§ **Problem description**:
Quote each record exactly, please, leaving none out.

[Figure content listings]
§ §
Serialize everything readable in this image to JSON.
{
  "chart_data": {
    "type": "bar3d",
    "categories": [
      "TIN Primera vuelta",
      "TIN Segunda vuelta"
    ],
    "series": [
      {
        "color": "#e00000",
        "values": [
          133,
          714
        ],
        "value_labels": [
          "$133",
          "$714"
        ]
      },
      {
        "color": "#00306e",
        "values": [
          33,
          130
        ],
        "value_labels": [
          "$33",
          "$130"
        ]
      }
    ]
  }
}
§ §
§ **Answer to the problem**:
Serialize everything readable in this image to JSON.
{
  "chart_data": {
    "type": "bar3d",
    "categories": [
      "TIN Primera vuelta",
      "TIN Segunda vuelta"
    ],
    "series": [
      {
        "color": "#e00000",
        "values": [
          133,
          714
        ],
        "value_labels": [
          "$133",
          "$714"
        ]
      },
      {
        "color": "#00306e",
        "values": [
          33,
          130
        ],
        "value_labels": [
          "$33",
          "$130"
        ]
      }
    ]
  }
}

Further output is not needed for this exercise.